## Records supplied
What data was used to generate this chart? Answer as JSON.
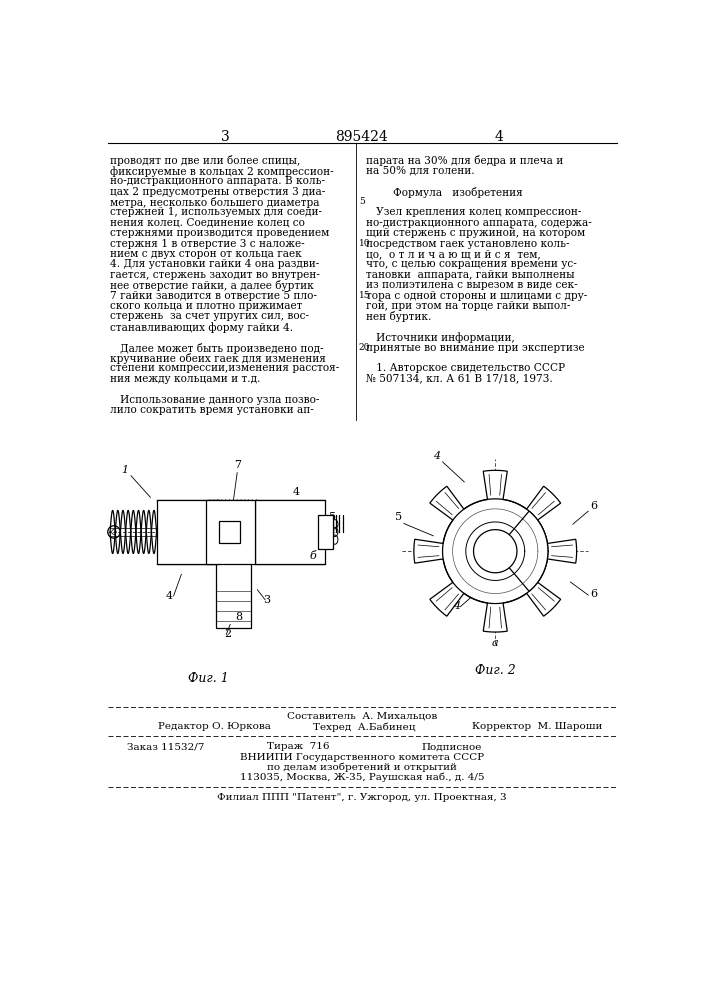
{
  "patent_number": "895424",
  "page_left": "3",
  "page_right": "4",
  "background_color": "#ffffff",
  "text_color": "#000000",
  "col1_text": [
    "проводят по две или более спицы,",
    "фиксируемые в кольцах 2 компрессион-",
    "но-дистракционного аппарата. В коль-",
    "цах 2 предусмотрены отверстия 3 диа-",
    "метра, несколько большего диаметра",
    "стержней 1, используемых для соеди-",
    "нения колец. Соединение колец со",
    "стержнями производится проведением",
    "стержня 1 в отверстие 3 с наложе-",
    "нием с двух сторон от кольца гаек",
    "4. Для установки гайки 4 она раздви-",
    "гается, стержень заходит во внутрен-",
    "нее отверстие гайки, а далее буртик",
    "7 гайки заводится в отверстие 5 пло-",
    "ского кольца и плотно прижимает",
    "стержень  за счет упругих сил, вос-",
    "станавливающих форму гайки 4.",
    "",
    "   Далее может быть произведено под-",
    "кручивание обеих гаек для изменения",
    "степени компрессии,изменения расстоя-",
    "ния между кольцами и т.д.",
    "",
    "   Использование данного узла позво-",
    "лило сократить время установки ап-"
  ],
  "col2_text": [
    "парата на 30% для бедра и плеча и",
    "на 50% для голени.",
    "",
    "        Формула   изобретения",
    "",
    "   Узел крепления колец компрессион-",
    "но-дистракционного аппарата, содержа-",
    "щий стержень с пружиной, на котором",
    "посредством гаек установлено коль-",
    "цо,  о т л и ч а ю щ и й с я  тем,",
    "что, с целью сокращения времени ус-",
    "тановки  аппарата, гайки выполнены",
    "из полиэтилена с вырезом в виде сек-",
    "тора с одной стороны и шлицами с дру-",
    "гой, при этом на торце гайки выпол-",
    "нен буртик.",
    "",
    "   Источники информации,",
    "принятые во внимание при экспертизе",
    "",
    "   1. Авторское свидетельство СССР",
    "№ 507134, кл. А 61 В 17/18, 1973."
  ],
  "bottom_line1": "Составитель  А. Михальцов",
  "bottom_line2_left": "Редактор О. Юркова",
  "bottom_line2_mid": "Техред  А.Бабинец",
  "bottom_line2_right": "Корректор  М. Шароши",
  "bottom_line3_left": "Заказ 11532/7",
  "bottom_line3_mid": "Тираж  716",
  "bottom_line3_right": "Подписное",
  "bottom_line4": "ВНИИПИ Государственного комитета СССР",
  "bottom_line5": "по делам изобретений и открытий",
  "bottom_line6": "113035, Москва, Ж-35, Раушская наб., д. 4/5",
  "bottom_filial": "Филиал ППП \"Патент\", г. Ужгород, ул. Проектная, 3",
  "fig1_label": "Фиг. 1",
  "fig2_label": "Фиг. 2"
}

## Stated task
Search the data for "установки". Copy every line that has it.

## The completed task
    "4. Для установки гайки 4 она раздви-",
    "лило сократить время установки ап-"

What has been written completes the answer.